> [Set exercise]: Begin the copy at the line containing "Transcribe this image's" and end it at the final line of the material below, reproducing each line exactly, without images.

[start]

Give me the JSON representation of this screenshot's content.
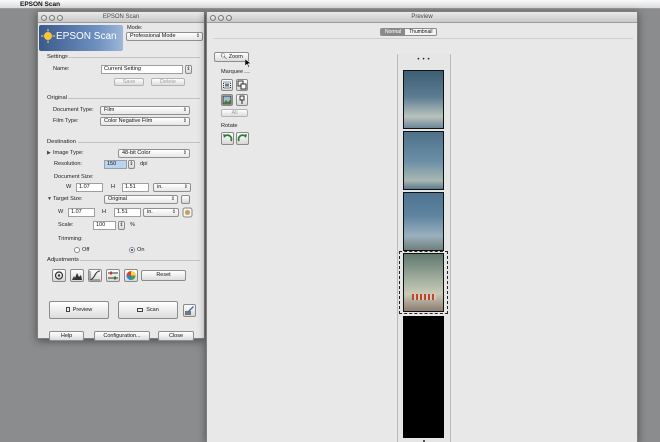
{
  "menubar": {
    "apple_glyph": "",
    "app_name": "EPSON Scan"
  },
  "scan_window": {
    "title": "EPSON Scan",
    "logo_text": "EPSON Scan",
    "mode_label": "Mode:",
    "mode_value": "Professional Mode",
    "settings": {
      "header": "Settings",
      "name_label": "Name:",
      "name_value": "Current Setting",
      "save_label": "Save",
      "delete_label": "Delete"
    },
    "original": {
      "header": "Original",
      "doc_type_label": "Document Type:",
      "doc_type_value": "Film",
      "film_type_label": "Film Type:",
      "film_type_value": "Color Negative Film"
    },
    "destination": {
      "header": "Destination",
      "image_type_label": "Image Type:",
      "image_type_value": "48-bit Color",
      "resolution_label": "Resolution:",
      "resolution_value": "150",
      "resolution_unit": "dpi",
      "doc_size_label": "Document Size:",
      "w_label": "W",
      "w_value": "1.07",
      "h_label": "H",
      "h_value": "1.51",
      "unit_value": "in.",
      "target_size_label": "Target Size:",
      "target_size_value": "Original",
      "tw_label": "W",
      "tw_value": "1.07",
      "th_label": "H",
      "th_value": "1.51",
      "tunit_value": "in.",
      "scale_label": "Scale:",
      "scale_value": "100",
      "scale_unit": "%",
      "trimming_label": "Trimming:",
      "trim_off_label": "Off",
      "trim_on_label": "On",
      "trimming_selected": "On"
    },
    "adjustments": {
      "header": "Adjustments",
      "reset_label": "Reset"
    },
    "preview_label": "Preview",
    "scan_label": "Scan",
    "help_label": "Help",
    "configuration_label": "Configuration...",
    "close_label": "Close"
  },
  "preview_window": {
    "title": "Preview",
    "tabs": [
      {
        "label": "Normal",
        "active": true
      },
      {
        "label": "Thumbnail",
        "active": false
      }
    ],
    "zoom_label": "Zoom",
    "marquee_label": "Marquee",
    "all_label": "All",
    "rotate_label": "Rotate",
    "film_frames": [
      {
        "label": "frame-1",
        "color": "#4f7188"
      },
      {
        "label": "frame-2",
        "color": "#5a7a90"
      },
      {
        "label": "frame-3",
        "color": "#4c6f8a"
      },
      {
        "label": "frame-4",
        "color": "#7d8e7c"
      },
      {
        "label": "frame-5",
        "color": "#000000"
      }
    ]
  },
  "colors": {
    "desktop": "#8b8c8e",
    "window_bg": "#e8e8e8",
    "accent": "#1f4f9a",
    "highlight": "#b7d4f0"
  }
}
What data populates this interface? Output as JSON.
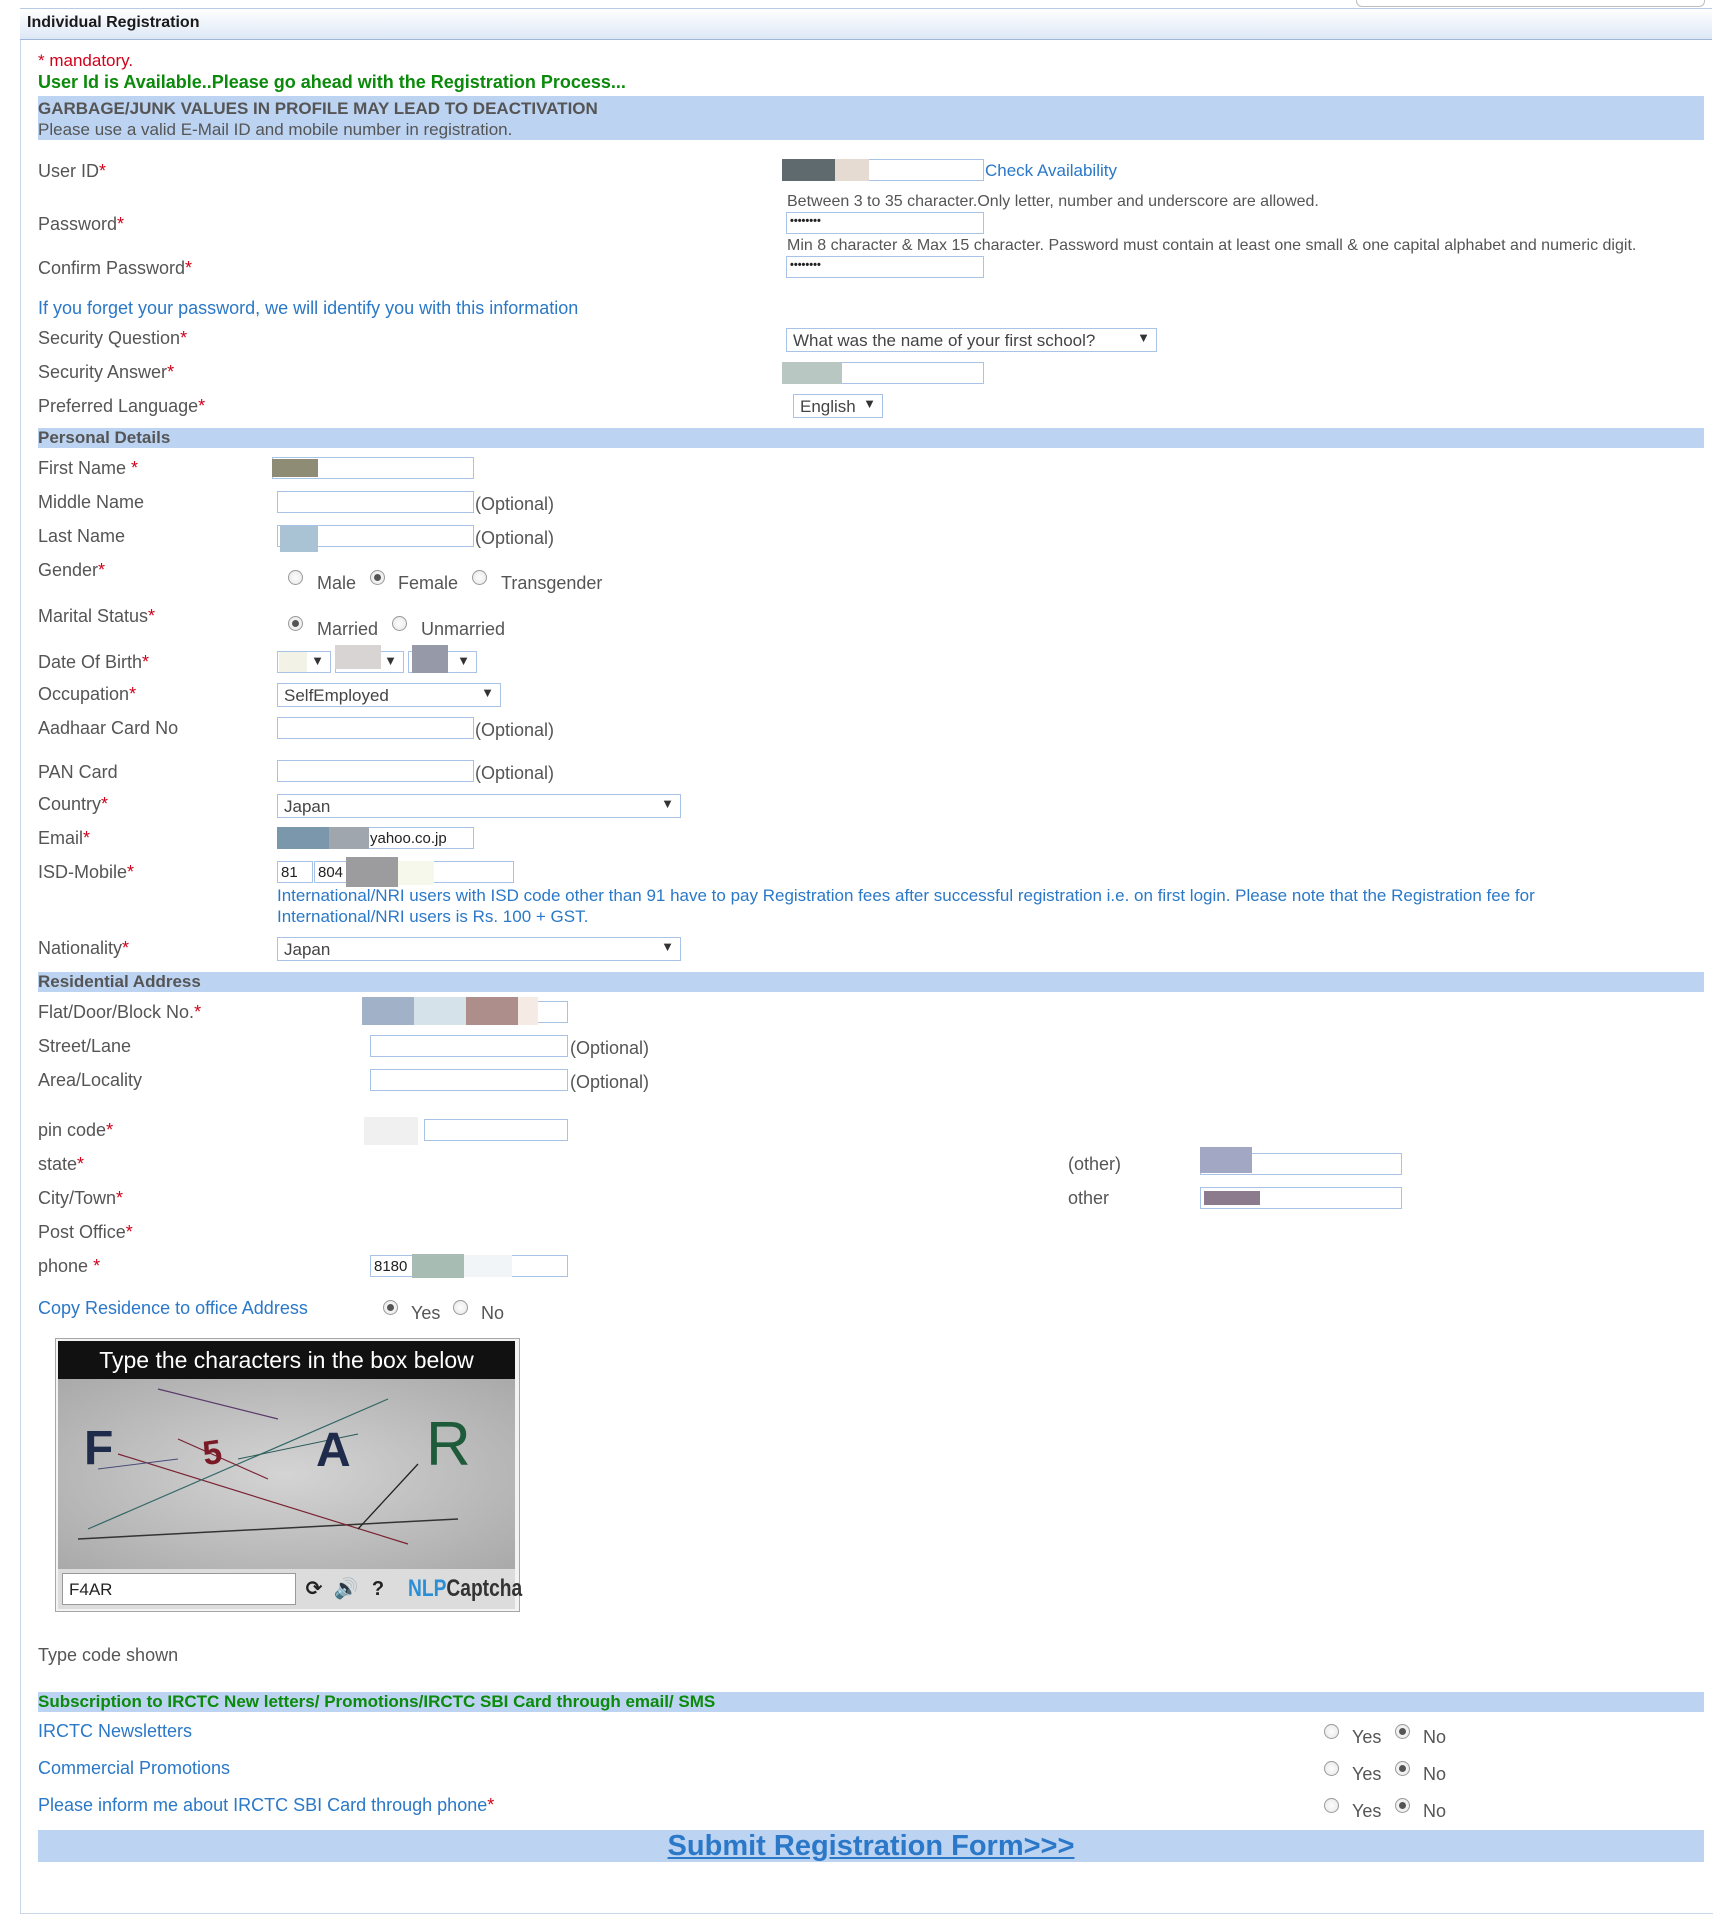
{
  "header": {
    "title": "Individual Registration"
  },
  "messages": {
    "mandatory": "* mandatory.",
    "available": "User Id is Available..Please go ahead with the Registration Process...",
    "warning_title": "GARBAGE/JUNK VALUES IN PROFILE MAY LEAD TO DEACTIVATION",
    "warning_sub": "Please use a valid E-Mail ID and mobile number in registration."
  },
  "account": {
    "user_id_label": "User ID",
    "check_availability": "Check Availability",
    "user_id_hint": "Between 3 to 35 character.Only letter, number and underscore are allowed.",
    "password_label": "Password",
    "password_value": "••••••••",
    "password_hint": "Min 8 character & Max 15 character. Password must contain at least one small & one capital alphabet and numeric digit.",
    "confirm_label": "Confirm Password",
    "confirm_value": "••••••••",
    "forget_info": "If you forget your password, we will identify you with this information",
    "security_q_label": "Security Question",
    "security_q_value": "What was the name of your first school?",
    "security_a_label": "Security Answer",
    "language_label": "Preferred Language",
    "language_value": "English"
  },
  "personal": {
    "section": "Personal Details",
    "first_name": "First Name",
    "middle_name": "Middle Name",
    "last_name": "Last Name",
    "optional": "(Optional)",
    "gender": "Gender",
    "gender_options": [
      "Male",
      "Female",
      "Transgender"
    ],
    "marital": "Marital Status",
    "marital_options": [
      "Married",
      "Unmarried"
    ],
    "dob": "Date Of Birth",
    "occupation": "Occupation",
    "occupation_value": "SelfEmployed",
    "aadhaar": "Aadhaar Card No",
    "pan": "PAN Card",
    "country": "Country",
    "country_value": "Japan",
    "email": "Email",
    "email_value": "yahoo.co.jp",
    "isd_mobile": "ISD-Mobile",
    "isd_value": "81",
    "mobile_value": "804",
    "isd_note_1": "International/NRI users with ISD code other than 91 have to pay Registration fees after successful registration i.e. on first login. Please note that the Registration fee for",
    "isd_note_2": "International/NRI users is Rs. 100 + GST.",
    "nationality": "Nationality",
    "nationality_value": "Japan"
  },
  "address": {
    "section": "Residential Address",
    "flat": "Flat/Door/Block No.",
    "street": "Street/Lane",
    "area": "Area/Locality",
    "pin": "pin code",
    "state": "state",
    "state_other": "(other)",
    "city": "City/Town",
    "city_other": "other",
    "post_office": "Post Office",
    "phone": "phone",
    "phone_value": "8180",
    "copy_label": "Copy Residence to office Address",
    "yes": "Yes",
    "no": "No"
  },
  "captcha": {
    "title": "Type the characters in the box below",
    "chars": [
      "F",
      "5",
      "A",
      "R"
    ],
    "value": "F4AR",
    "brand_nlp": "NLP",
    "brand_captcha": "Captcha",
    "type_code": "Type code shown"
  },
  "subscription": {
    "section": "Subscription to IRCTC New letters/ Promotions/IRCTC SBI Card through email/ SMS",
    "newsletters": "IRCTC Newsletters",
    "promotions": "Commercial Promotions",
    "sbi_card": "Please inform me about IRCTC SBI Card through phone",
    "yes": "Yes",
    "no": "No"
  },
  "submit": {
    "label": "Submit Registration Form>>>"
  },
  "colors": {
    "accent": "#2a78c7",
    "band": "#bcd3f2",
    "required": "#d0021b",
    "success": "#0b8a0b"
  }
}
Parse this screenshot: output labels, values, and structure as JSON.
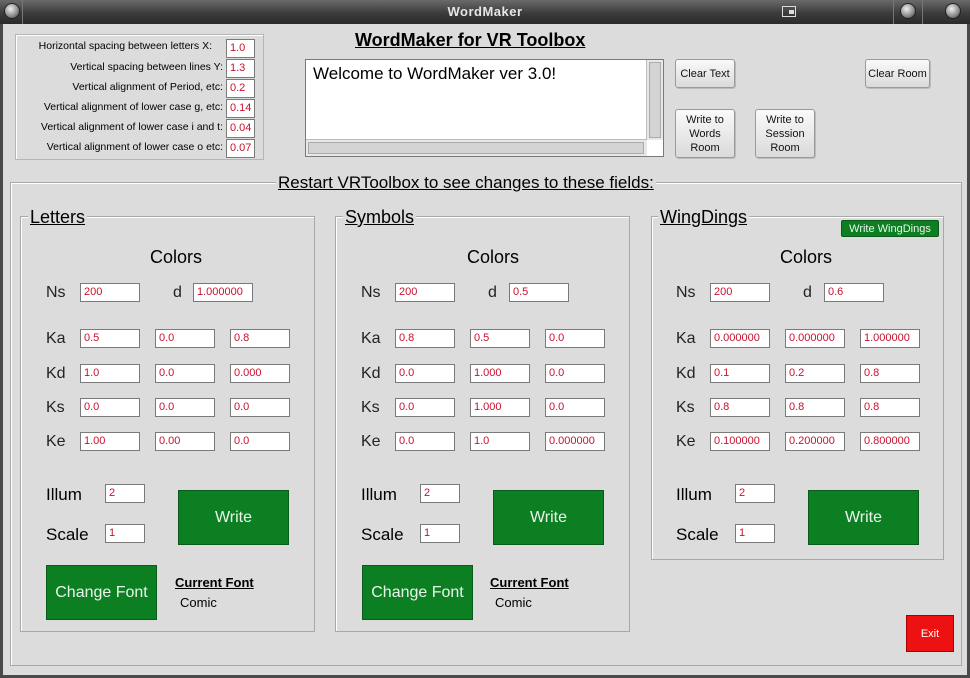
{
  "window": {
    "title": "WordMaker"
  },
  "header": {
    "title": "WordMaker for VR Toolbox"
  },
  "settings": [
    {
      "label": "Horizontal spacing between letters  X:",
      "value": "1.0"
    },
    {
      "label": "Vertical spacing between lines  Y:",
      "value": "1.3"
    },
    {
      "label": "Vertical alignment of Period, etc:",
      "value": "0.2"
    },
    {
      "label": "Vertical alignment of lower case g, etc:",
      "value": "0.14"
    },
    {
      "label": "Vertical alignment of lower case i and t:",
      "value": "0.04"
    },
    {
      "label": "Vertical alignment of lower case o etc:",
      "value": "0.07"
    }
  ],
  "textbox": {
    "text": "Welcome to WordMaker ver 3.0!"
  },
  "buttons": {
    "clear_text": "Clear Text",
    "clear_room": "Clear Room",
    "write_words_room": [
      "Write to",
      "Words",
      "Room"
    ],
    "write_session_room": [
      "Write to",
      "Session",
      "Room"
    ],
    "exit": "Exit",
    "write_wingdings": "Write WingDings"
  },
  "restart_note": "Restart VRToolbox to see changes to these fields:",
  "labels": {
    "colors": "Colors",
    "ns": "Ns",
    "d": "d",
    "ka": "Ka",
    "kd": "Kd",
    "ks": "Ks",
    "ke": "Ke",
    "illum": "Illum",
    "scale": "Scale",
    "write": "Write",
    "change_font": "Change Font",
    "current_font": "Current Font"
  },
  "groups": [
    {
      "title": "Letters",
      "ns": "200",
      "d": "1.000000",
      "ka": [
        "0.5",
        "0.0",
        "0.8"
      ],
      "kd": [
        "1.0",
        "0.0",
        "0.000"
      ],
      "ks": [
        "0.0",
        "0.0",
        "0.0"
      ],
      "ke": [
        "1.00",
        "0.00",
        "0.0"
      ],
      "illum": "2",
      "scale": "1",
      "font": "Comic"
    },
    {
      "title": "Symbols",
      "ns": "200",
      "d": "0.5",
      "ka": [
        "0.8",
        "0.5",
        "0.0"
      ],
      "kd": [
        "0.0",
        "1.000",
        "0.0"
      ],
      "ks": [
        "0.0",
        "1.000",
        "0.0"
      ],
      "ke": [
        "0.0",
        "1.0",
        "0.000000"
      ],
      "illum": "2",
      "scale": "1",
      "font": "Comic"
    },
    {
      "title": "WingDings",
      "ns": "200",
      "d": "0.6",
      "ka": [
        "0.000000",
        "0.000000",
        "1.000000"
      ],
      "kd": [
        "0.1",
        "0.2",
        "0.8"
      ],
      "ks": [
        "0.8",
        "0.8",
        "0.8"
      ],
      "ke": [
        "0.100000",
        "0.200000",
        "0.800000"
      ],
      "illum": "2",
      "scale": "1"
    }
  ]
}
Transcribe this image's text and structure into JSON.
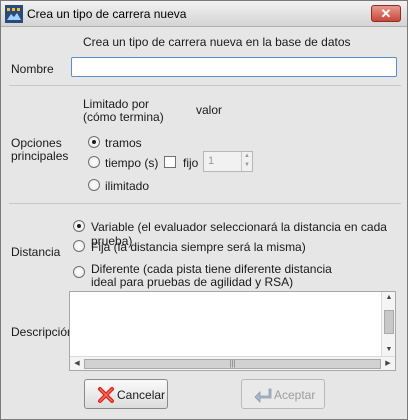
{
  "window": {
    "title": "Crea un tipo de carrera nueva",
    "close_symbol": "✕"
  },
  "header": {
    "text": "Crea un tipo de carrera nueva en la base de datos"
  },
  "name_field": {
    "label": "Nombre",
    "value": ""
  },
  "options": {
    "section_label_line1": "Opciones",
    "section_label_line2": "principales",
    "limit_header_line1": "Limitado por",
    "limit_header_line2": "(cómo termina)",
    "value_header": "valor",
    "radio_tramos": "tramos",
    "radio_tiempo": "tiempo (s)",
    "checkbox_fijo": "fijo",
    "spin_value": "1",
    "radio_ilimitado": "ilimitado",
    "selected": "tramos"
  },
  "distance": {
    "label": "Distancia",
    "variable": "Variable (el evaluador seleccionará la distancia en cada prueba)",
    "fija": "Fija (la distancia siempre será la misma)",
    "diferente_line1": "Diferente (cada pista tiene diferente distancia",
    "diferente_line2": "ideal para pruebas de agilidad y RSA)",
    "selected": "variable"
  },
  "description": {
    "label": "Descripción",
    "value": ""
  },
  "buttons": {
    "cancel": "Cancelar",
    "accept": "Aceptar"
  },
  "icons": [
    "app-icon",
    "close-icon",
    "cancel-icon",
    "accept-icon"
  ],
  "colors": {
    "close_button": "#c9473a",
    "input_focus_border": "#5b8ec8",
    "cancel_icon": "#d2261c",
    "accept_icon_disabled": "#a9b7c9"
  }
}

[end]

> [Output]:
Transcribe this image's text and structure into JSON.
{
  "window": {
    "title": "Crea un tipo de carrera nueva",
    "close_symbol": "✕"
  },
  "header": {
    "text": "Crea un tipo de carrera nueva en la base de datos"
  },
  "name_field": {
    "label": "Nombre",
    "value": ""
  },
  "options": {
    "section_label_line1": "Opciones",
    "section_label_line2": "principales",
    "limit_header_line1": "Limitado por",
    "limit_header_line2": "(cómo termina)",
    "value_header": "valor",
    "radio_tramos": "tramos",
    "radio_tiempo": "tiempo (s)",
    "checkbox_fijo": "fijo",
    "spin_value": "1",
    "radio_ilimitado": "ilimitado",
    "selected": "tramos"
  },
  "distance": {
    "label": "Distancia",
    "variable": "Variable (el evaluador seleccionará la distancia en cada prueba)",
    "fija": "Fija (la distancia siempre será la misma)",
    "diferente_line1": "Diferente (cada pista tiene diferente distancia",
    "diferente_line2": "ideal para pruebas de agilidad y RSA)",
    "selected": "variable"
  },
  "description": {
    "label": "Descripción",
    "value": ""
  },
  "buttons": {
    "cancel": "Cancelar",
    "accept": "Aceptar"
  },
  "icons": [
    "app-icon",
    "close-icon",
    "cancel-icon",
    "accept-icon"
  ],
  "colors": {
    "close_button": "#c9473a",
    "input_focus_border": "#5b8ec8",
    "cancel_icon": "#d2261c",
    "accept_icon_disabled": "#a9b7c9"
  }
}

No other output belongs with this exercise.